■ EXCERPT TO READ ■
___

Architecture and Training

GPT-NeoX-20B is built upon a Transformer decoder architecture, closely following the GPT-3 model design but incorporating several key deviations to optimize performance. The architectural details include:

• 44 layers with a hidden dimension of 6144 and 64 attention heads.
• Rotary Positional Embeddings replacing learned positional embeddings, applying them to the first 25% of embedding vectors.
• Parallel computation of attention and feed-forward layers, enhancing training efficiency by reducing communication overhead.
• Custom initialization methods tailored to maintain stability in deep and wide architectures.
• Exclusive use of dense layers, opting out of hybrid sparse-dense layers for simplicity.

Training was performed on twelve Supermicro servers, each equipped with eight NVIDIA A100 GPUs and AMD EPYC CPUs, utilizing effective data and model parallelism strategies to maintain high computational efficiency.

Training Data and Tokenization

GPT-NeoX-20B was trained on the Pile, a highly diverse dataset consisting of 22 different data sources, encompassing academic writing, web scrapes, prose, dialogue, and miscellaneous categories. This selection aims to ensure broad applicability and robustness of the model across various domains.

___

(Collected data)
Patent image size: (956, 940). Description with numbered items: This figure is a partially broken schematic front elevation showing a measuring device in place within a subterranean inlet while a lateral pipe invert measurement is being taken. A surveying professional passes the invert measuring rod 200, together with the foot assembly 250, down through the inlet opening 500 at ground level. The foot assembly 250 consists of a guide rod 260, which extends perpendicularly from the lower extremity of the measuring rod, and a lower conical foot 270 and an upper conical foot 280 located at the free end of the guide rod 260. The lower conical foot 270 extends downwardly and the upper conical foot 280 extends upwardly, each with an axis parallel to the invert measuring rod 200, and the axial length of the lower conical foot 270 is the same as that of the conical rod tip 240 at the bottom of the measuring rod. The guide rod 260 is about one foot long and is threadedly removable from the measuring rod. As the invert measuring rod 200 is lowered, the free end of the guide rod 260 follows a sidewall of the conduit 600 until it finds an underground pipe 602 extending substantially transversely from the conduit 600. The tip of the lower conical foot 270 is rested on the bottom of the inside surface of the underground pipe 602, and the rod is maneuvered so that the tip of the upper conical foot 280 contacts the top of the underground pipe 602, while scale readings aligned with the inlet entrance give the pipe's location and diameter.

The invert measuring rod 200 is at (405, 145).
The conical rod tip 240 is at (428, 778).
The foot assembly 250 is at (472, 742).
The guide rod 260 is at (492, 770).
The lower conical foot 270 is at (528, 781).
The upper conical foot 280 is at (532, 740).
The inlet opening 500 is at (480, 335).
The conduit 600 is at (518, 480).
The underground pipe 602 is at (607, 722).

___

Answer these questions using the excerpt on GPT-NeoX-20B:
1. How many layers does the model have?
2. How many servers was the model trained on, and how many NVIDIA A100 GPUs did each server hold?
3. How many data sources make up the Pile?
The rows were drawn from a different source than the excerpt.

■ RESPONSE BOX ■
1. 44 layers.
2. Twelve servers, each with eight NVIDIA A100 GPUs.
3. 22 data sources.